** begin Stored rows **

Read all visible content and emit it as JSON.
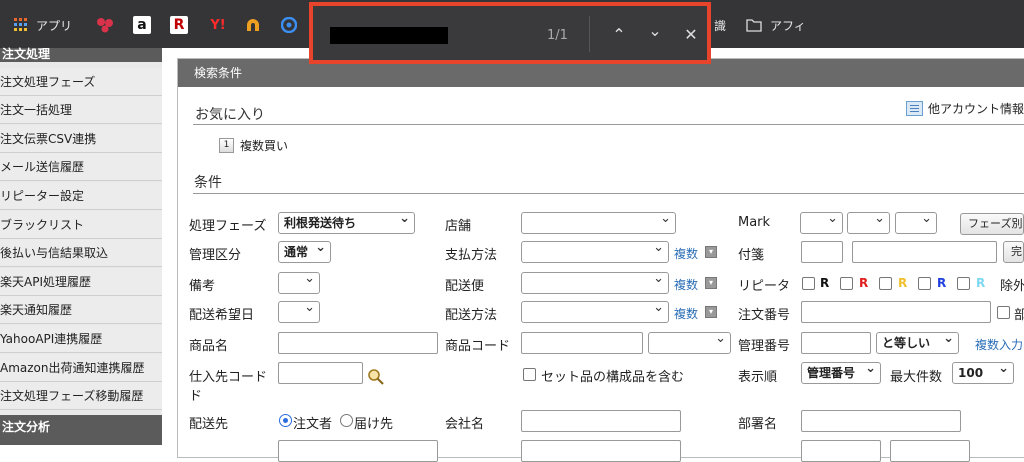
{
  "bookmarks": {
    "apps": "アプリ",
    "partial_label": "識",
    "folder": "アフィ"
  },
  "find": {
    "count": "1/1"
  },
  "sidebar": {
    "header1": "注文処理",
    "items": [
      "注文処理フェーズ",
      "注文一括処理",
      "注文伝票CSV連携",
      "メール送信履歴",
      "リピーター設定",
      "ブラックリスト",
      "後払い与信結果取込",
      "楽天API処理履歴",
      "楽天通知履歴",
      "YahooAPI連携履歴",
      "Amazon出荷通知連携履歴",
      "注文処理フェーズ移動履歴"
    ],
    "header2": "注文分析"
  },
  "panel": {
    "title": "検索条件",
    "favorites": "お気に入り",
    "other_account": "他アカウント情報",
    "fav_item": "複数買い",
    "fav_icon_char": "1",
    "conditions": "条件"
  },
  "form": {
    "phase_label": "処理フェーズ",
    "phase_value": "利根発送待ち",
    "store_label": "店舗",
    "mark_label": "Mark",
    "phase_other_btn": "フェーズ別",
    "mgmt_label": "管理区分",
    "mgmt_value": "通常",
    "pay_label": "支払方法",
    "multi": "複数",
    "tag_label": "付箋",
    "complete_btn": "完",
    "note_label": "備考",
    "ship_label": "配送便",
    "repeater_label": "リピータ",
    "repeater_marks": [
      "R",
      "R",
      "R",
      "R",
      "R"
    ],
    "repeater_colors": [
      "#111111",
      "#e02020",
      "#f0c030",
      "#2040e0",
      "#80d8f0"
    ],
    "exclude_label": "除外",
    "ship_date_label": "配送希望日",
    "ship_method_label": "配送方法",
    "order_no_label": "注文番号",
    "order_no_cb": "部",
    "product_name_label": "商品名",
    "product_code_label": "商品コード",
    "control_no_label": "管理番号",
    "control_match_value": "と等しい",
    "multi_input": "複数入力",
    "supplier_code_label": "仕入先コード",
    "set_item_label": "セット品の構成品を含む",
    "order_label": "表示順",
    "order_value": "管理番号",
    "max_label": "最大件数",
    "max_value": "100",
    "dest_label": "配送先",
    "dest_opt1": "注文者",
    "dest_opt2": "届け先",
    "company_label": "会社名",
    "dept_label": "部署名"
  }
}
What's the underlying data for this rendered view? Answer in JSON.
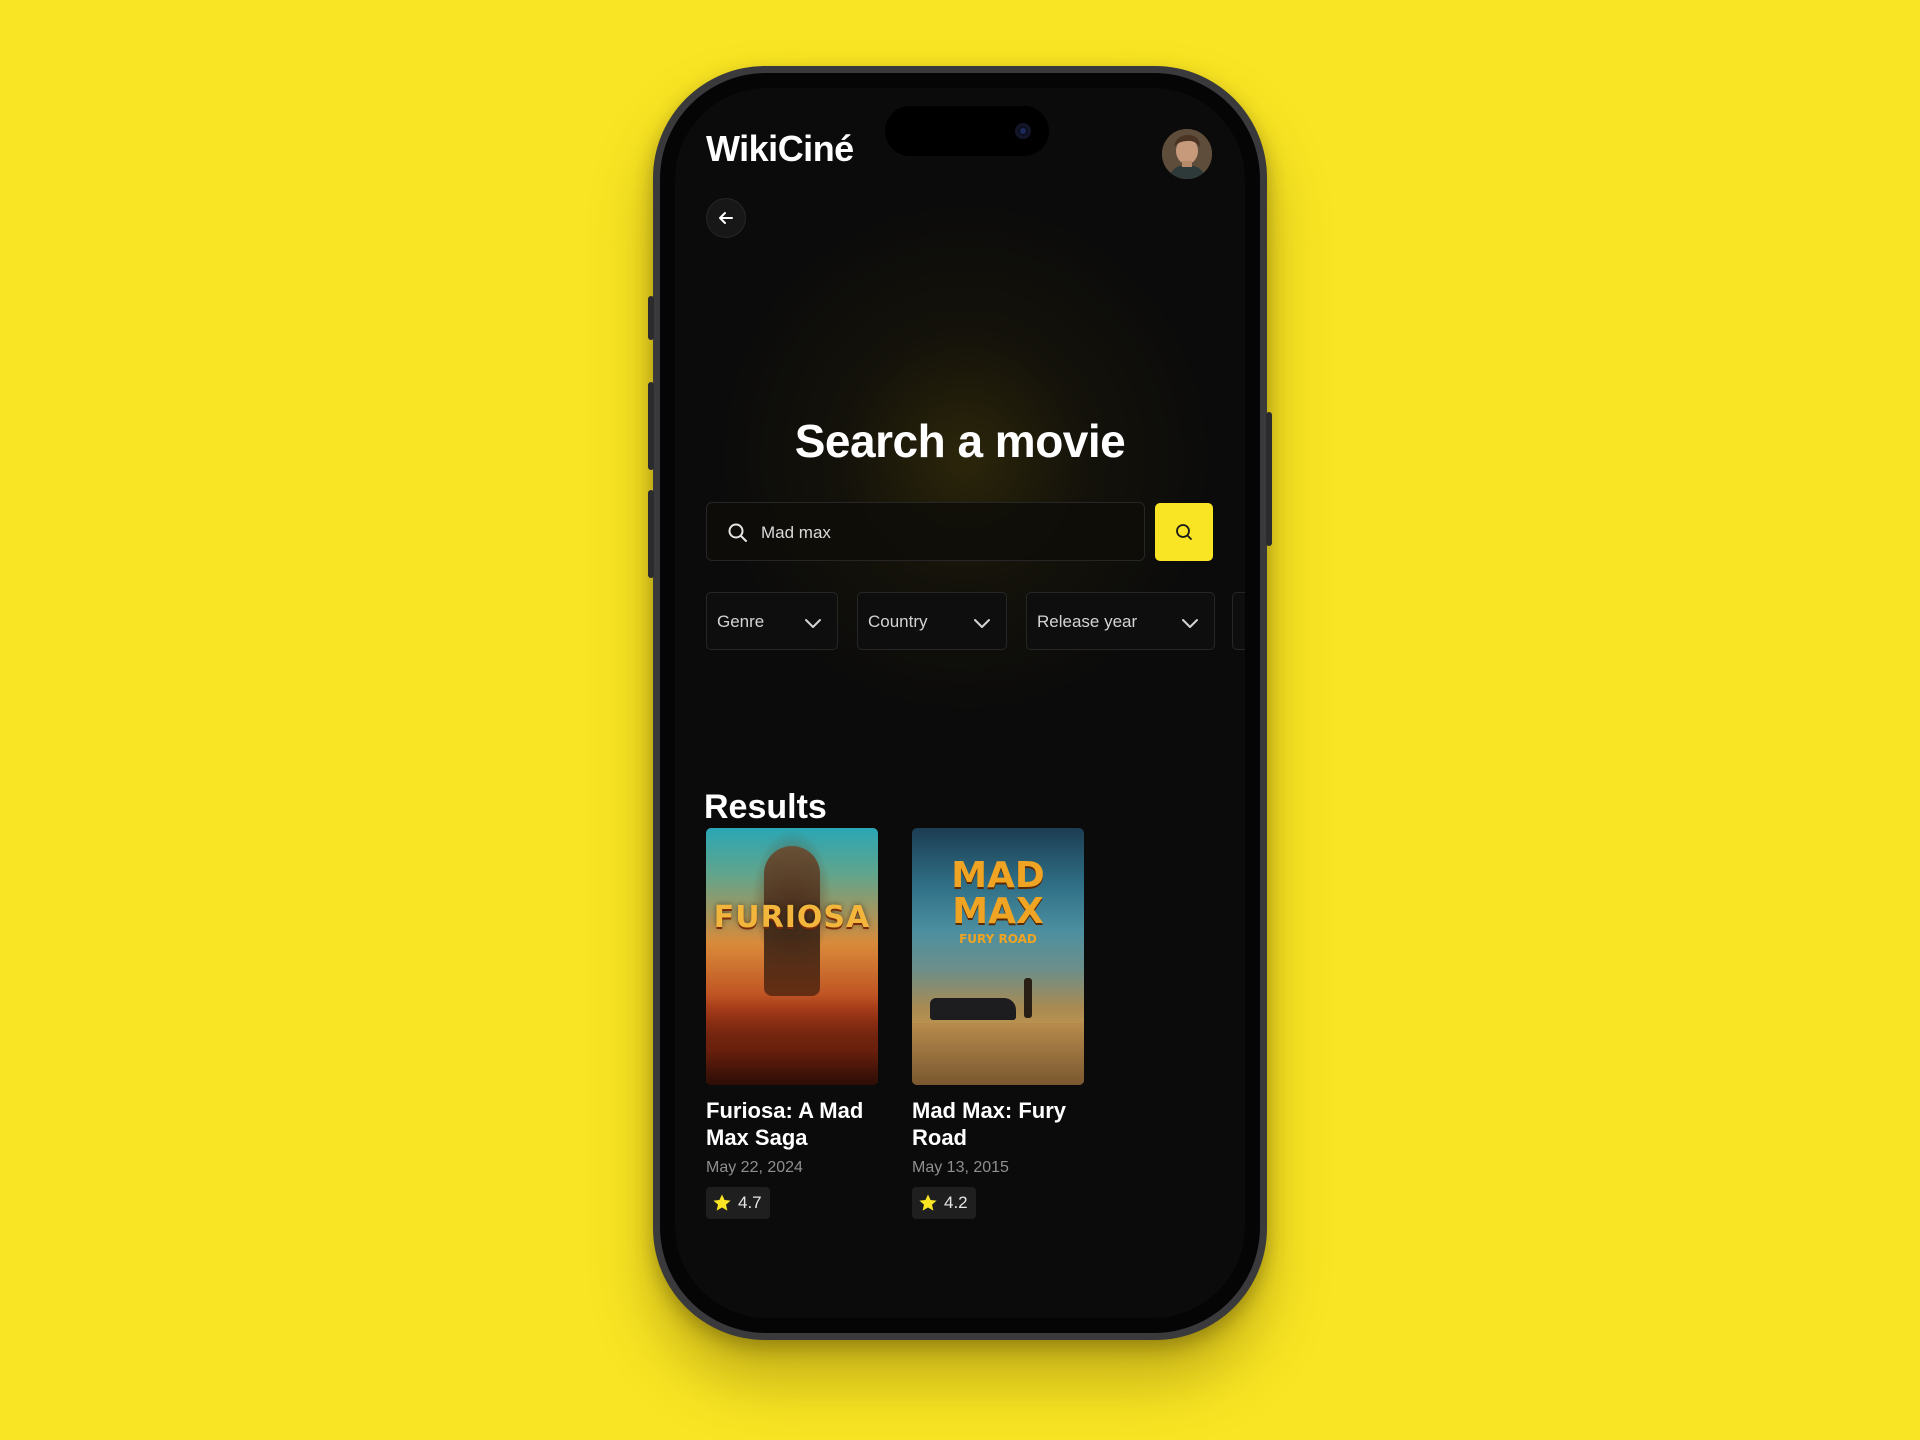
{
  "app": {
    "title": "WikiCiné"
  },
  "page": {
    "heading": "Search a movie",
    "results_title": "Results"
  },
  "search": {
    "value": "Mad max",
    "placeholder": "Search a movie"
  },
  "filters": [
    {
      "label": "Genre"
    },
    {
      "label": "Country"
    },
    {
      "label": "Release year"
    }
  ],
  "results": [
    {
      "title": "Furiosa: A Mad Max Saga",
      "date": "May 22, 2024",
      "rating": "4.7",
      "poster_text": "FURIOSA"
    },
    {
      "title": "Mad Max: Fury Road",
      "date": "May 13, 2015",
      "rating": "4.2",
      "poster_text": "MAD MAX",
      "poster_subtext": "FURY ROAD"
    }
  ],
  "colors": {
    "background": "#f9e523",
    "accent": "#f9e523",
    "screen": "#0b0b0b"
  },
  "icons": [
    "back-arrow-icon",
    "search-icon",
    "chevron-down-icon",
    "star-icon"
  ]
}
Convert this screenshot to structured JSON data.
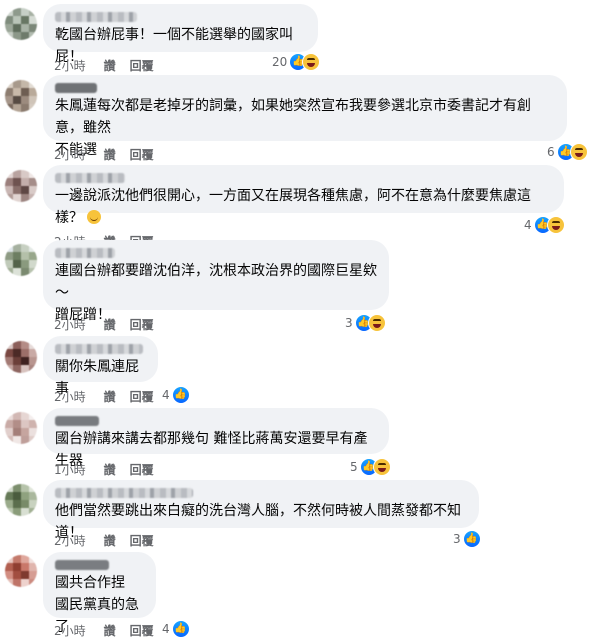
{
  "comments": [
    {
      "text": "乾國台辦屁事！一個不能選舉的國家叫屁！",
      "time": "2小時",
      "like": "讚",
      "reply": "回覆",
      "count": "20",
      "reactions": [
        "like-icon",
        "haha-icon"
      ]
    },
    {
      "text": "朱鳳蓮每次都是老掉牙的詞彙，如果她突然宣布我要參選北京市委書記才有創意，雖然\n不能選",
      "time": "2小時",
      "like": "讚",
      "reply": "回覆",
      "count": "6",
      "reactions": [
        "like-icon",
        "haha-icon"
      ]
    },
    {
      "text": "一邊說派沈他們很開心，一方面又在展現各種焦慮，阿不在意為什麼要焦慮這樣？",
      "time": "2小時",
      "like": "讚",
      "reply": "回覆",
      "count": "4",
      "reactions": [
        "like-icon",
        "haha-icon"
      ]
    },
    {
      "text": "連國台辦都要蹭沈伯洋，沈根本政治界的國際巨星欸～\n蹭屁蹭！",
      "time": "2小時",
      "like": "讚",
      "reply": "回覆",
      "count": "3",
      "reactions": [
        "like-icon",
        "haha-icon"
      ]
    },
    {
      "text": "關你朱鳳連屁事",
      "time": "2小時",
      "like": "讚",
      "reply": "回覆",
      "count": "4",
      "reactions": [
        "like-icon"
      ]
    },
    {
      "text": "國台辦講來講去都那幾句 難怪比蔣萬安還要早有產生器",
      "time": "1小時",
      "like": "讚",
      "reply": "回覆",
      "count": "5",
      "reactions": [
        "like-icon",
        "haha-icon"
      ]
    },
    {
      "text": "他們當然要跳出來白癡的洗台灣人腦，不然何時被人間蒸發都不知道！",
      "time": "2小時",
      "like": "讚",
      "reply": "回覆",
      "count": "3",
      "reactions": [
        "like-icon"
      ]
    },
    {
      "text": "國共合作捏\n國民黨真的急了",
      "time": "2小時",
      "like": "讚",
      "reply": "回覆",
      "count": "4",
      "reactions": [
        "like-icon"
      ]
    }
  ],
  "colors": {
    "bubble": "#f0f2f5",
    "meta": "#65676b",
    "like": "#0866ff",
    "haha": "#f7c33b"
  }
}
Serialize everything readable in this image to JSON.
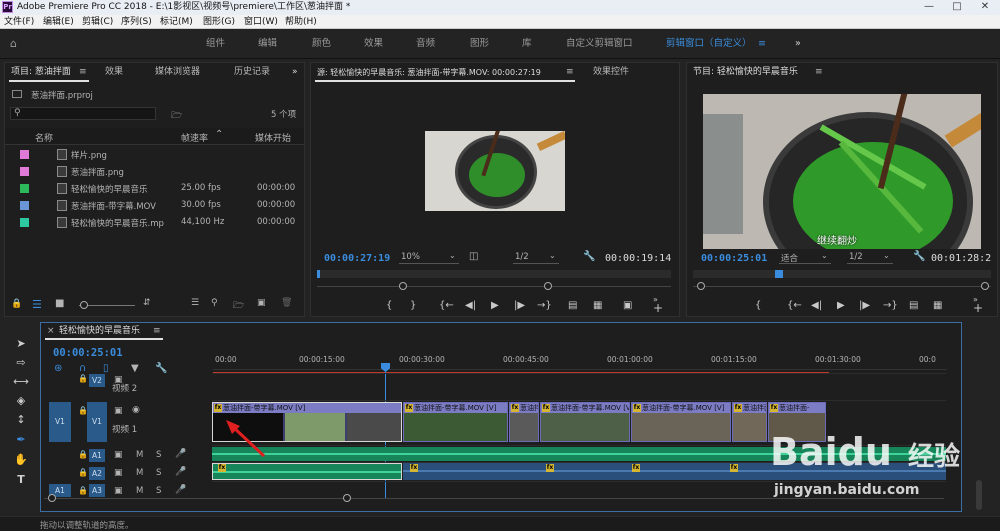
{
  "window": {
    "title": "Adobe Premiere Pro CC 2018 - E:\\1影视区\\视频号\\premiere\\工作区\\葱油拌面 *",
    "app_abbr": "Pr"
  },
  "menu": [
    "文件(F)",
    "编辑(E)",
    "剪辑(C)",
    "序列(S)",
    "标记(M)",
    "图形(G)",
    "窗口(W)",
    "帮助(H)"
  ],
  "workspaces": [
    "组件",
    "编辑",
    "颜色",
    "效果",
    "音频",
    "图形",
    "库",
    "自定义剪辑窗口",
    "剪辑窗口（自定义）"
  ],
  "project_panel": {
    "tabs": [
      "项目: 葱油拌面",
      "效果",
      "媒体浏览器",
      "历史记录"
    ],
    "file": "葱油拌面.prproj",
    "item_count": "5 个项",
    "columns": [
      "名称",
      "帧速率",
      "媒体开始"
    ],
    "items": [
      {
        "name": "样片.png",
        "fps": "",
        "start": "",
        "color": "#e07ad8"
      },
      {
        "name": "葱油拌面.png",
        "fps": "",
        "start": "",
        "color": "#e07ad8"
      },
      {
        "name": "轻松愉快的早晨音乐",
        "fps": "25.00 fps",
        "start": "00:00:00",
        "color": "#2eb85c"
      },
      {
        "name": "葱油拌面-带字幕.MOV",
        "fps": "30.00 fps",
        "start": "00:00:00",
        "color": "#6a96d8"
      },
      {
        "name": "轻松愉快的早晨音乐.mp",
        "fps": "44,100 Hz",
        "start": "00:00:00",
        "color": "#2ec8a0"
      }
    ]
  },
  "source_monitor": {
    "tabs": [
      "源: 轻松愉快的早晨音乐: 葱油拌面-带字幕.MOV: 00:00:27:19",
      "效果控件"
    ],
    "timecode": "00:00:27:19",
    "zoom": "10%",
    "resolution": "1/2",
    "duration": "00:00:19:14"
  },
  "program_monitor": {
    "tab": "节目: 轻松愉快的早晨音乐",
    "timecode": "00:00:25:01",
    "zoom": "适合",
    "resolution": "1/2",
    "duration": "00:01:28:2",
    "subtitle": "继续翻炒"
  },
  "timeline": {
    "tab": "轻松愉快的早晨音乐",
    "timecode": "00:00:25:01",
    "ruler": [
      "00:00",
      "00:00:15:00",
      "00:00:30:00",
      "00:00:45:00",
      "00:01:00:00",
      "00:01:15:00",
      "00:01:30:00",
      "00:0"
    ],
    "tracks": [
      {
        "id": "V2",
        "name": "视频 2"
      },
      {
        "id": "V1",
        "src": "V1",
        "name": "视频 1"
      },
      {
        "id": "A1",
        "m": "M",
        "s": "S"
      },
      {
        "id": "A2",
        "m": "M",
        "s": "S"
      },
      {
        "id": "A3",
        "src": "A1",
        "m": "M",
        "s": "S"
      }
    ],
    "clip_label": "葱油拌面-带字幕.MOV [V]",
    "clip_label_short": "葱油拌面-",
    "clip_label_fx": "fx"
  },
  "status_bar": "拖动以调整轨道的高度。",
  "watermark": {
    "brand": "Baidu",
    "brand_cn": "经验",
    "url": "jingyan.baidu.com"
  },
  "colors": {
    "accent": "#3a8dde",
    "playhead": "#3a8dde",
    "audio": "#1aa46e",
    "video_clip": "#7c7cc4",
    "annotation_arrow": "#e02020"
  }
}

** end Stored rows **

▶ Set exercise:
Filter the records above for lines containing the word "data", and copy those lines.

▶ Expected answer:
What's the underlying data for this rendered view? Answer in JSON.
Convert this screenshot to structured JSON data.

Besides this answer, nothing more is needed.